### Collected data

===============

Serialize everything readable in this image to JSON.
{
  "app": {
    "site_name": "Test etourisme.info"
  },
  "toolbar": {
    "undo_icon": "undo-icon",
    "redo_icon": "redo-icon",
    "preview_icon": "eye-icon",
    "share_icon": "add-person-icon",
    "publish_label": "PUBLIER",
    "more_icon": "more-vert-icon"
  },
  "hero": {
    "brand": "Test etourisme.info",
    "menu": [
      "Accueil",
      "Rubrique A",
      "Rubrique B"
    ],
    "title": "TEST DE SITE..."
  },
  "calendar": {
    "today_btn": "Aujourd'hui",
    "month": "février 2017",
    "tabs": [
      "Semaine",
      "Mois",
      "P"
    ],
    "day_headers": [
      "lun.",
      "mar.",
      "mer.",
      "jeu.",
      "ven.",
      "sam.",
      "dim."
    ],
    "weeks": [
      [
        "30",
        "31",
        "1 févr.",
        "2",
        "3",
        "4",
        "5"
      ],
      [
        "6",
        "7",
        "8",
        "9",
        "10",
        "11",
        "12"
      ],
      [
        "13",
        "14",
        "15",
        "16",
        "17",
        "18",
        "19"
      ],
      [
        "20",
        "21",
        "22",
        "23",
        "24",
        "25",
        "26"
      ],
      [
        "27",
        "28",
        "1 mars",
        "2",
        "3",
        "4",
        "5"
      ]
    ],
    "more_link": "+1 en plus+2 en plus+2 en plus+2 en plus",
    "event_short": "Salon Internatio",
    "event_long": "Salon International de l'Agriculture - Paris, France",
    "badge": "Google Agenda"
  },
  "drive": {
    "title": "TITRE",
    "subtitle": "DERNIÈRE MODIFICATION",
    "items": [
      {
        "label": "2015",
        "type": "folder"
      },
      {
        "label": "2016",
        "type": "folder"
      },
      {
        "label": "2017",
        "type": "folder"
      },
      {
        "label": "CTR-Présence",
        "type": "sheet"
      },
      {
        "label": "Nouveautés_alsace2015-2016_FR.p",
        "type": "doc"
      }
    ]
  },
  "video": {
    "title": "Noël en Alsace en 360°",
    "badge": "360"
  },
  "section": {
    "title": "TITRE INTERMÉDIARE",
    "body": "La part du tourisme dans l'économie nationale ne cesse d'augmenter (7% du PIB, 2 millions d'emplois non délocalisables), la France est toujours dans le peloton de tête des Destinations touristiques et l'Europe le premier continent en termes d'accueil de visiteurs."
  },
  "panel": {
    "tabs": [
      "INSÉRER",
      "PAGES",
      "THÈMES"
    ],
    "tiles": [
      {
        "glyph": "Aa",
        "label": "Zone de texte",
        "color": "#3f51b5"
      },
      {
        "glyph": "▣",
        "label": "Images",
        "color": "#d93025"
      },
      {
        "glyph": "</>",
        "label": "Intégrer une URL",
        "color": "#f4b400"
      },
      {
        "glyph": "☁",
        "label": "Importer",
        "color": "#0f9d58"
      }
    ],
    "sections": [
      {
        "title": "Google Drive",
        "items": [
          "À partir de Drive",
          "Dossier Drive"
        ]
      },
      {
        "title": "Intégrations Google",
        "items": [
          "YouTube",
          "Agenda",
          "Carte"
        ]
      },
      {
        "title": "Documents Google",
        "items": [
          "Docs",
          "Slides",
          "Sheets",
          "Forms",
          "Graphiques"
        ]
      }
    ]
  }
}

===============

Write out each line of the data above again, exactly as given.

Serialize everything readable in this image to JSON.
{
  "app": {
    "site_name": "Test etourisme.info"
  },
  "toolbar": {
    "undo_icon": "undo-icon",
    "redo_icon": "redo-icon",
    "preview_icon": "eye-icon",
    "share_icon": "add-person-icon",
    "publish_label": "PUBLIER",
    "more_icon": "more-vert-icon"
  },
  "hero": {
    "brand": "Test etourisme.info",
    "menu": [
      "Accueil",
      "Rubrique A",
      "Rubrique B"
    ],
    "title": "TEST DE SITE..."
  },
  "calendar": {
    "today_btn": "Aujourd'hui",
    "month": "février 2017",
    "tabs": [
      "Semaine",
      "Mois",
      "P"
    ],
    "day_headers": [
      "lun.",
      "mar.",
      "mer.",
      "jeu.",
      "ven.",
      "sam.",
      "dim."
    ],
    "weeks": [
      [
        "30",
        "31",
        "1 févr.",
        "2",
        "3",
        "4",
        "5"
      ],
      [
        "6",
        "7",
        "8",
        "9",
        "10",
        "11",
        "12"
      ],
      [
        "13",
        "14",
        "15",
        "16",
        "17",
        "18",
        "19"
      ],
      [
        "20",
        "21",
        "22",
        "23",
        "24",
        "25",
        "26"
      ],
      [
        "27",
        "28",
        "1 mars",
        "2",
        "3",
        "4",
        "5"
      ]
    ],
    "more_link": "+1 en plus+2 en plus+2 en plus+2 en plus",
    "event_short": "Salon Internatio",
    "event_long": "Salon International de l'Agriculture - Paris, France",
    "badge": "Google Agenda"
  },
  "drive": {
    "title": "TITRE",
    "subtitle": "DERNIÈRE MODIFICATION",
    "items": [
      {
        "label": "2015",
        "type": "folder"
      },
      {
        "label": "2016",
        "type": "folder"
      },
      {
        "label": "2017",
        "type": "folder"
      },
      {
        "label": "CTR-Présence",
        "type": "sheet"
      },
      {
        "label": "Nouveautés_alsace2015-2016_FR.p",
        "type": "doc"
      }
    ]
  },
  "video": {
    "title": "Noël en Alsace en 360°",
    "badge": "360"
  },
  "section": {
    "title": "TITRE INTERMÉDIARE",
    "body": "La part du tourisme dans l'économie nationale ne cesse d'augmenter (7% du PIB, 2 millions d'emplois non délocalisables), la France est toujours dans le peloton de tête des Destinations touristiques et l'Europe le premier continent en termes d'accueil de visiteurs."
  },
  "panel": {
    "tabs": [
      "INSÉRER",
      "PAGES",
      "THÈMES"
    ],
    "tiles": [
      {
        "glyph": "Aa",
        "label": "Zone de texte",
        "color": "#3f51b5"
      },
      {
        "glyph": "▣",
        "label": "Images",
        "color": "#d93025"
      },
      {
        "glyph": "</>",
        "label": "Intégrer une URL",
        "color": "#f4b400"
      },
      {
        "glyph": "☁",
        "label": "Importer",
        "color": "#0f9d58"
      }
    ],
    "sections": [
      {
        "title": "Google Drive",
        "items": [
          "À partir de Drive",
          "Dossier Drive"
        ]
      },
      {
        "title": "Intégrations Google",
        "items": [
          "YouTube",
          "Agenda",
          "Carte"
        ]
      },
      {
        "title": "Documents Google",
        "items": [
          "Docs",
          "Slides",
          "Sheets",
          "Forms",
          "Graphiques"
        ]
      }
    ]
  }
}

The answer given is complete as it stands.